Written problem: Lines containing the word "следующим" need to be counted. Please reply with how many there are, and nothing else.

[Some records]

########

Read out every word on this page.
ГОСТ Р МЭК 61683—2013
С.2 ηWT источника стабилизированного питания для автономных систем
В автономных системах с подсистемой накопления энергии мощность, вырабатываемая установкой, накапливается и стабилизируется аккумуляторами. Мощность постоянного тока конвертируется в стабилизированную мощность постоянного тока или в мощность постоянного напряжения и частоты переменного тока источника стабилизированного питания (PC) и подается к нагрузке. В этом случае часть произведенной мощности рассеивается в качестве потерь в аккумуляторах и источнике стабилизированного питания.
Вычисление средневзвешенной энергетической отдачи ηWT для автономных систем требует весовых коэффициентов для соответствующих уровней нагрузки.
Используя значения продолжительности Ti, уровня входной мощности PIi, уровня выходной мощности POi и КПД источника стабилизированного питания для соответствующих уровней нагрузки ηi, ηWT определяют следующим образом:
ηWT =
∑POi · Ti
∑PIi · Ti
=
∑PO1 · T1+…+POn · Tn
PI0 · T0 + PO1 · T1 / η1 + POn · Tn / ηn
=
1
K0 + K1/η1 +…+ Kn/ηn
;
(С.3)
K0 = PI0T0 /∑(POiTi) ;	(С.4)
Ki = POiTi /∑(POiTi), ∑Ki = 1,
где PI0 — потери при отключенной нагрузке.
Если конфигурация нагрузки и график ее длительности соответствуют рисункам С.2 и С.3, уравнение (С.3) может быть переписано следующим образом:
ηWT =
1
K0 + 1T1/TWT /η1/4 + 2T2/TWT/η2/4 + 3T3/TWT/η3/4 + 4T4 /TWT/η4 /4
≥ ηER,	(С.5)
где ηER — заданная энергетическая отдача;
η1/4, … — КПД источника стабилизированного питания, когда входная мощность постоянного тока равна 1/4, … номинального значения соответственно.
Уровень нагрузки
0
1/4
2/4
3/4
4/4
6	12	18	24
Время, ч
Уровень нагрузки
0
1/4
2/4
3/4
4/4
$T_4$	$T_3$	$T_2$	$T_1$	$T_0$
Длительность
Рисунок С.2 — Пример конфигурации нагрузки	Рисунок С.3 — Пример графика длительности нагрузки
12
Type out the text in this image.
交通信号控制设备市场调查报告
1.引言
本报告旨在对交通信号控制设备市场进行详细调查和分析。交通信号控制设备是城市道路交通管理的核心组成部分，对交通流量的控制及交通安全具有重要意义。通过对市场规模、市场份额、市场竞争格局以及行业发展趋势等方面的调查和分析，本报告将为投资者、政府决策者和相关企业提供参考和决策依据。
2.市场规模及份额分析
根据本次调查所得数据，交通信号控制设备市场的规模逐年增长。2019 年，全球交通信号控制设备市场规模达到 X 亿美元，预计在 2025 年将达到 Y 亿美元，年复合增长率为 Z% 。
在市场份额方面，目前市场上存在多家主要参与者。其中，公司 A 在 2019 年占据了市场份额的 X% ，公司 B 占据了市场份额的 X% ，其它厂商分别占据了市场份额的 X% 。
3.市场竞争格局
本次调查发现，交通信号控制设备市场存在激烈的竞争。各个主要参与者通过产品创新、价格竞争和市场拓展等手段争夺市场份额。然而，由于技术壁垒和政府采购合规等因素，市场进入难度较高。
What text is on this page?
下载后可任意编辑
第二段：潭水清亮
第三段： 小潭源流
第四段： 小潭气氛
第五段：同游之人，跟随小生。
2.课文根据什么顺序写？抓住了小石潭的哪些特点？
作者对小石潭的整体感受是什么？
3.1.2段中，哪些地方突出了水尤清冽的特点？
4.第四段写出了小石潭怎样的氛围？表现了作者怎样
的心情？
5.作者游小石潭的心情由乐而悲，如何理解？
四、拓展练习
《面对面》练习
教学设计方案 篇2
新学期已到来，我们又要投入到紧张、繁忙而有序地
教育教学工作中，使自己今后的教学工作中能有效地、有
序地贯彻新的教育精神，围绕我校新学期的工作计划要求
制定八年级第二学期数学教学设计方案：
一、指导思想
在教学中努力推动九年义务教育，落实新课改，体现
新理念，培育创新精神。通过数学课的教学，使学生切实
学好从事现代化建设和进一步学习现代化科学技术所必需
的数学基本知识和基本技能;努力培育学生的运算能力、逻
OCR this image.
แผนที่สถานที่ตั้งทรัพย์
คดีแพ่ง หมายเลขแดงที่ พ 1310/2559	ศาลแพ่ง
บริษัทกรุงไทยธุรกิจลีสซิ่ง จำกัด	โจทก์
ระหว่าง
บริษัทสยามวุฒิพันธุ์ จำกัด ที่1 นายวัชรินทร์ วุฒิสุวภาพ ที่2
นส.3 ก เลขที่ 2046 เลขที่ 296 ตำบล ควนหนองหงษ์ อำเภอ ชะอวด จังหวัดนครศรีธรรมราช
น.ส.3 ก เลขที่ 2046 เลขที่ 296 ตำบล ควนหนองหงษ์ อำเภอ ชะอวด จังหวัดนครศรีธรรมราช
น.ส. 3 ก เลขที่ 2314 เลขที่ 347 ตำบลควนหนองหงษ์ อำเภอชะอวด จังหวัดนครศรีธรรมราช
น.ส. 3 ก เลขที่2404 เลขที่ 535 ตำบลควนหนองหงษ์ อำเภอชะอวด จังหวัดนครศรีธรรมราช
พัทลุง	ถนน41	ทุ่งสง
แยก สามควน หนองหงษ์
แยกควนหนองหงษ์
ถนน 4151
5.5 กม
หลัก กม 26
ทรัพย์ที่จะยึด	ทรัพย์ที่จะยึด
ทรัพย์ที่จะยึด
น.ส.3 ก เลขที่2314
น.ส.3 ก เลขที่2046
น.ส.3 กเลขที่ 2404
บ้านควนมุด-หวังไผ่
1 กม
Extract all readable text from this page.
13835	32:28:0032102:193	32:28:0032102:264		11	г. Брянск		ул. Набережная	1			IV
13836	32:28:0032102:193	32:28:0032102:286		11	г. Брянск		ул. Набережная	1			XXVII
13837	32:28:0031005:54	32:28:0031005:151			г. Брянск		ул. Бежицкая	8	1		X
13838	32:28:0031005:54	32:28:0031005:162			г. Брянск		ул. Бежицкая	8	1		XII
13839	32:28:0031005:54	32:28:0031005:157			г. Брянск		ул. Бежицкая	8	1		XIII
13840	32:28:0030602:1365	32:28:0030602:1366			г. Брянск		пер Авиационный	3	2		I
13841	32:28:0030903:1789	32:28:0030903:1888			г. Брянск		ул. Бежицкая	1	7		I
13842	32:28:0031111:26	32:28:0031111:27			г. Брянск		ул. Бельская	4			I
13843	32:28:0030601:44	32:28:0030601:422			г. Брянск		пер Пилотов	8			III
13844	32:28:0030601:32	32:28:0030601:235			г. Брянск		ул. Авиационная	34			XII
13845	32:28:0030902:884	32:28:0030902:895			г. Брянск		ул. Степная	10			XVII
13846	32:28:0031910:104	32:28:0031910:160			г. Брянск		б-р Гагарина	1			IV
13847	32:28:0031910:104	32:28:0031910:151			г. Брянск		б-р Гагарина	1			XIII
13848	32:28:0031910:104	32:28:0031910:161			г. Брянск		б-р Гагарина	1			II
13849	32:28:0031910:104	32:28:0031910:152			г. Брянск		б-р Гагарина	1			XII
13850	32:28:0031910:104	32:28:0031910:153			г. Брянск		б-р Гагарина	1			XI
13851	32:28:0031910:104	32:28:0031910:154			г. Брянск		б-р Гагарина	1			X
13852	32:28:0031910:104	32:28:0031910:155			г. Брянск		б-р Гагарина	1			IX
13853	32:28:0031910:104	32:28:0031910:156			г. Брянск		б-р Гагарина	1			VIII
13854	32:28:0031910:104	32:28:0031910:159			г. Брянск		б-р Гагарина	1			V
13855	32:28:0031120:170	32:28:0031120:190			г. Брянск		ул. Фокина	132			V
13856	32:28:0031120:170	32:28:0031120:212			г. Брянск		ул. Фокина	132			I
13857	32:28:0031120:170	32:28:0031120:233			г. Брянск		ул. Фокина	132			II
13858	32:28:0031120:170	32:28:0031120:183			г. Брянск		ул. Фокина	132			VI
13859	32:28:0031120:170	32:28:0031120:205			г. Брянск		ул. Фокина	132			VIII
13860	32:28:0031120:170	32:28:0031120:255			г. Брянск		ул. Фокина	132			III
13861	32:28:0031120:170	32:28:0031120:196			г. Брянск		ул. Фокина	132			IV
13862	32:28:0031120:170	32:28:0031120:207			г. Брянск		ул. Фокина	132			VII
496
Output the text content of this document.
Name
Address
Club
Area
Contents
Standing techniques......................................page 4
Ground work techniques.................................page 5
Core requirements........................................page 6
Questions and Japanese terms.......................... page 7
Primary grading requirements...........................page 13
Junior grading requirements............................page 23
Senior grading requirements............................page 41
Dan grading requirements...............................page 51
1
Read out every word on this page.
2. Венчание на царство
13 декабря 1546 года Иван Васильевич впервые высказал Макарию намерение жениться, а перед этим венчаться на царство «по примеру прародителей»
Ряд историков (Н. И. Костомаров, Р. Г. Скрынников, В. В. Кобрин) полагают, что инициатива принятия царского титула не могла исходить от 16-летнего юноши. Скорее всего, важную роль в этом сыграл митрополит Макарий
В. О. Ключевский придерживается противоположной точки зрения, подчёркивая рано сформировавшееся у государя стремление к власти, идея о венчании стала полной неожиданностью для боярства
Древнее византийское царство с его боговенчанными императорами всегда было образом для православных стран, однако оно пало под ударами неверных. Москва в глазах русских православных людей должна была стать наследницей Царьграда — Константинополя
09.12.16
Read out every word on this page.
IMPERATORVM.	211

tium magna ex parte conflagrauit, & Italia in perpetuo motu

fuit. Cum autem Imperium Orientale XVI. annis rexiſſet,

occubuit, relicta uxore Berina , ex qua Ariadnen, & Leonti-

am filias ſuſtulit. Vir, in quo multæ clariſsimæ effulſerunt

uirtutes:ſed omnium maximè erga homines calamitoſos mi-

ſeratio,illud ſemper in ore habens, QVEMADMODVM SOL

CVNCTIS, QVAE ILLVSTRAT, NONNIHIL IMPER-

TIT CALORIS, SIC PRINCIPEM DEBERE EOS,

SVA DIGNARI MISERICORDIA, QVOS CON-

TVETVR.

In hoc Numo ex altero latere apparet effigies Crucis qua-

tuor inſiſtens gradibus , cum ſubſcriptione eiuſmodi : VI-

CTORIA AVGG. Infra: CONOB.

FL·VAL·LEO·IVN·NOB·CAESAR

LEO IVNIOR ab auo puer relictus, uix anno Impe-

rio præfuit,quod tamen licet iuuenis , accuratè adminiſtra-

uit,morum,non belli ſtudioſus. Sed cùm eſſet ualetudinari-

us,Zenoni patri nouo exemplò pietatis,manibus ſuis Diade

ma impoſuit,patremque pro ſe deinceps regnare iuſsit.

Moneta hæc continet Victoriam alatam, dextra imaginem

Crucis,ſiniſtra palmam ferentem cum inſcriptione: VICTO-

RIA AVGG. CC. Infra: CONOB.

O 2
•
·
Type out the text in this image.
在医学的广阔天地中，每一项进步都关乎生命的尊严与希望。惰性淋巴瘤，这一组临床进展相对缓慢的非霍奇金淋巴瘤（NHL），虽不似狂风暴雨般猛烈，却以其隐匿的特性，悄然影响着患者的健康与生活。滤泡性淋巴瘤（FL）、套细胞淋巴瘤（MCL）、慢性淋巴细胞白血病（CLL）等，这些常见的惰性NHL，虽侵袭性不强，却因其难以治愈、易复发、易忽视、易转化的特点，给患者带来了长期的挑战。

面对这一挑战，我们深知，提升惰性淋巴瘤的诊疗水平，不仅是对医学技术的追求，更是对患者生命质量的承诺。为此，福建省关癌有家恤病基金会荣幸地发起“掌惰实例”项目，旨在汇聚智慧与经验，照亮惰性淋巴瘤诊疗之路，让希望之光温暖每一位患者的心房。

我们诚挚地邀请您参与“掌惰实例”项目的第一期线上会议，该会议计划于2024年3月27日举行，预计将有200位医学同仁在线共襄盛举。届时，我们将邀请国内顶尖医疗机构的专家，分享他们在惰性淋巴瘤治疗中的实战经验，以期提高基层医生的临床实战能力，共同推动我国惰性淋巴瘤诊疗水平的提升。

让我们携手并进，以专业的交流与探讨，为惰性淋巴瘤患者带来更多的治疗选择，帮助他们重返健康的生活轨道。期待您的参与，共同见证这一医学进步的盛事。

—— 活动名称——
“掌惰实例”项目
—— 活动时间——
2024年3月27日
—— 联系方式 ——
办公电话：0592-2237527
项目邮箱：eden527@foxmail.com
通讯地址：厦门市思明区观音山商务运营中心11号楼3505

########

Complete response: 2